# Start of Extracted entries

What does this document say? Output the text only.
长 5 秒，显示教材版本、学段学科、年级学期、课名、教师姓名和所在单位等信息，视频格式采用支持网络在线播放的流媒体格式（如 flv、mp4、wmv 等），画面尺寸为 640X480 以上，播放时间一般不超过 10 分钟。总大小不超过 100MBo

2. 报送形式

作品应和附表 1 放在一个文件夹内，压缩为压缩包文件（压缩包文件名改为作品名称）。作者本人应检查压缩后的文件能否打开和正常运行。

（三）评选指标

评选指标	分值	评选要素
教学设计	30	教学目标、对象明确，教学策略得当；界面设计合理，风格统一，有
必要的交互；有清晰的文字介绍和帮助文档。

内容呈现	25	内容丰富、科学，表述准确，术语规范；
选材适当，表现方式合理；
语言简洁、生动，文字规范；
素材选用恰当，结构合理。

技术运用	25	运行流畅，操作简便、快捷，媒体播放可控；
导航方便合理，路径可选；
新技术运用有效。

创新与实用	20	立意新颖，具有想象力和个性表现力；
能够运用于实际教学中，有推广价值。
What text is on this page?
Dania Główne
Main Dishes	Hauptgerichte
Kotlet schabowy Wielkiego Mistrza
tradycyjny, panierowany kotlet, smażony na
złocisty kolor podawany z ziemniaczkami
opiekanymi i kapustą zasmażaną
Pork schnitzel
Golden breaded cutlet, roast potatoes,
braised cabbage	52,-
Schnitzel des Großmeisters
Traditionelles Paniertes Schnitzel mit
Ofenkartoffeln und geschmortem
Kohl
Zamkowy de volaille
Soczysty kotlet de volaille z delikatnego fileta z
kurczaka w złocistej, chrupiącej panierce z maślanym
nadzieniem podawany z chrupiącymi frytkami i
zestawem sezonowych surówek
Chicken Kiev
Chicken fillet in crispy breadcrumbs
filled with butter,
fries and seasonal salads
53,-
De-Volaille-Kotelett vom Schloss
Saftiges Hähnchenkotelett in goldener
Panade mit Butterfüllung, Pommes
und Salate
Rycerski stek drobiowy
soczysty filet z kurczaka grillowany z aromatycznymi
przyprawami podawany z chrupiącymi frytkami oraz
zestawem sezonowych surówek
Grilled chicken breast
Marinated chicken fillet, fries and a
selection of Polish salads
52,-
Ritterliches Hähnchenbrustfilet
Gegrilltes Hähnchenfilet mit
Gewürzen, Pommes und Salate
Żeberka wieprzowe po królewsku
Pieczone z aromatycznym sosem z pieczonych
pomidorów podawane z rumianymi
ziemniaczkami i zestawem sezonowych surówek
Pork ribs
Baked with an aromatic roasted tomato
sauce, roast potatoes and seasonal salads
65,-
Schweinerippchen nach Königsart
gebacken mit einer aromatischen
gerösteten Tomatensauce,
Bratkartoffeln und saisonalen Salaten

# End of Extracted entries

**The exercise:**
Pick out lines containing the word "this", each one as written.

**Correct response:**
What does this document say? Output the text only.
What text is on this page?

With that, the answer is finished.